WHAT YOU WILL DO>
Look through the lines of the material and count those containing "page". Give that count alone.

RECORDS FOR THIS TASK>
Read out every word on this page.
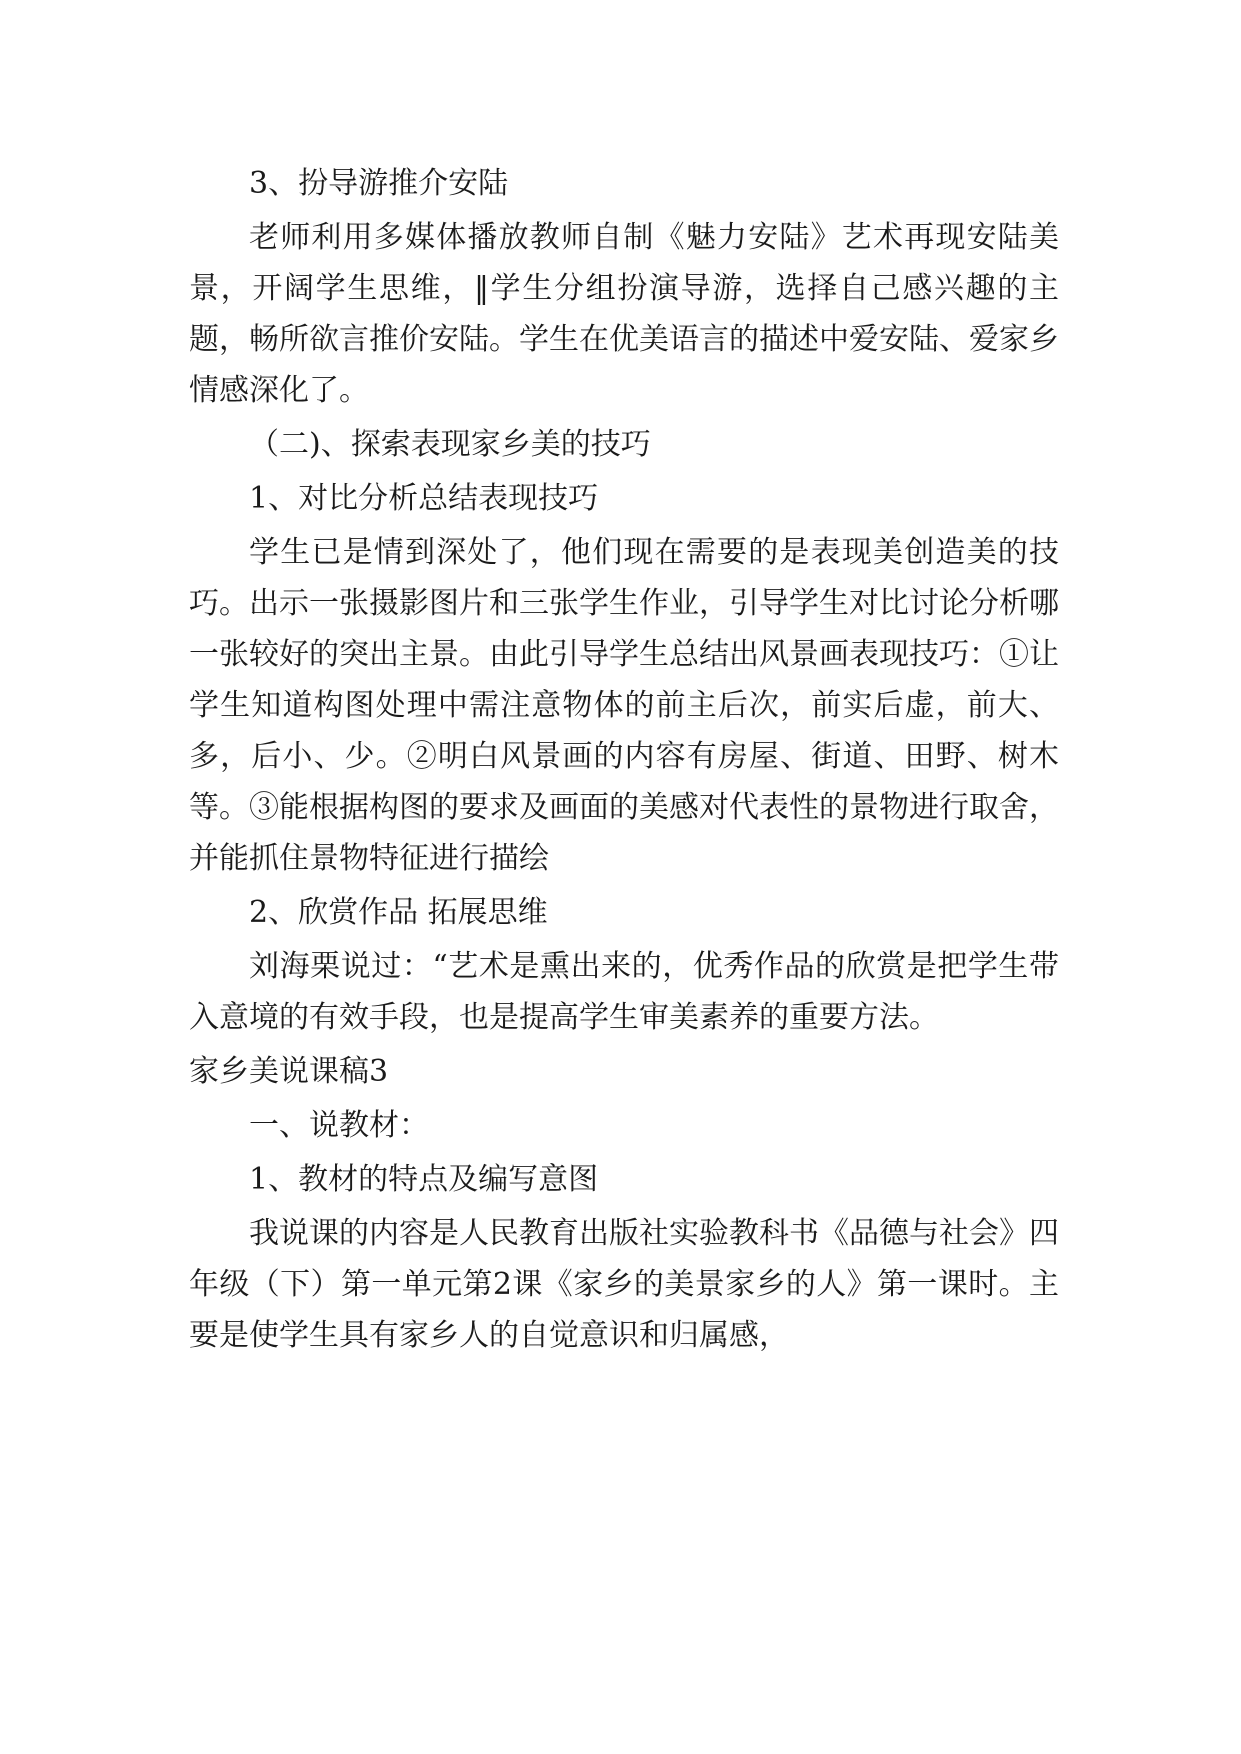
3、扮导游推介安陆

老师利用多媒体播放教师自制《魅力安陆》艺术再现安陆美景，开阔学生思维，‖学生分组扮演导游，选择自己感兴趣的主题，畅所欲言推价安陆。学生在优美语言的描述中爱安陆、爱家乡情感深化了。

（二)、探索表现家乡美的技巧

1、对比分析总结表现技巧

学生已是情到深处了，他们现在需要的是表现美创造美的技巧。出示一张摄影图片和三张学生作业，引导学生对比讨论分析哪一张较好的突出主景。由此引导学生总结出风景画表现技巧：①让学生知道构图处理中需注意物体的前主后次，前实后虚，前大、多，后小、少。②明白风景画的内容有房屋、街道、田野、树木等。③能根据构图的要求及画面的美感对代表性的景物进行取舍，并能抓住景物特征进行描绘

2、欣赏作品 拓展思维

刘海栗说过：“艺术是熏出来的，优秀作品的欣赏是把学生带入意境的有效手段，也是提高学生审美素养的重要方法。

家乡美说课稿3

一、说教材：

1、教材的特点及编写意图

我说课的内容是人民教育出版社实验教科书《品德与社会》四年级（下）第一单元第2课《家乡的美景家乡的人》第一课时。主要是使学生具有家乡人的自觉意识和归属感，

...

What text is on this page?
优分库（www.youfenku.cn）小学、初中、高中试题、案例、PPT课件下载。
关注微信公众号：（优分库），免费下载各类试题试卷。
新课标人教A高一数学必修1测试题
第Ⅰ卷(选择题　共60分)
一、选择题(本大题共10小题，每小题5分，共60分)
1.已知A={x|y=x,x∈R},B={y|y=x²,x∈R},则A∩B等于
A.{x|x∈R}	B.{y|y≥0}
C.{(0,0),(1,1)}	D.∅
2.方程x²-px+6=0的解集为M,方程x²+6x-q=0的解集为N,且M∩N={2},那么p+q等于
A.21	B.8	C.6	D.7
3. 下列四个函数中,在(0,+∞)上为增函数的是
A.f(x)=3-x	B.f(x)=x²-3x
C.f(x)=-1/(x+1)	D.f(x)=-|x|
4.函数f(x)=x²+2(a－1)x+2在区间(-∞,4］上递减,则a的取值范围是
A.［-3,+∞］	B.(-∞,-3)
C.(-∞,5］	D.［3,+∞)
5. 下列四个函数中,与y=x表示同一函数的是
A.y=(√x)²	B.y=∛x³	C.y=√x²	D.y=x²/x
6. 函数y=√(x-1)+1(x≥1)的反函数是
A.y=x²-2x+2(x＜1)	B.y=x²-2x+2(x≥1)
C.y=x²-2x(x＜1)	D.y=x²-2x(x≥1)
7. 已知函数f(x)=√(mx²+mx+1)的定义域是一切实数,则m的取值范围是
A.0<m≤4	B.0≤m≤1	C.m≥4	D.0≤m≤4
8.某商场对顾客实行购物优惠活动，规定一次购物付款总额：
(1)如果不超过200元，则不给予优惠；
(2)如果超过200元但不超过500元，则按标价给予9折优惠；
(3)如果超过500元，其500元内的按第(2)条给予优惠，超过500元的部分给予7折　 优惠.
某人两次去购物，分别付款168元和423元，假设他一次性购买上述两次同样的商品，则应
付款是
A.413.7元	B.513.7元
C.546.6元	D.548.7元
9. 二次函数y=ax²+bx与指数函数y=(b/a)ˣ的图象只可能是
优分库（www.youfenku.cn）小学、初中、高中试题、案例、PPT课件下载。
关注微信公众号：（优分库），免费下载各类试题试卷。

TASK RESPONSE>
2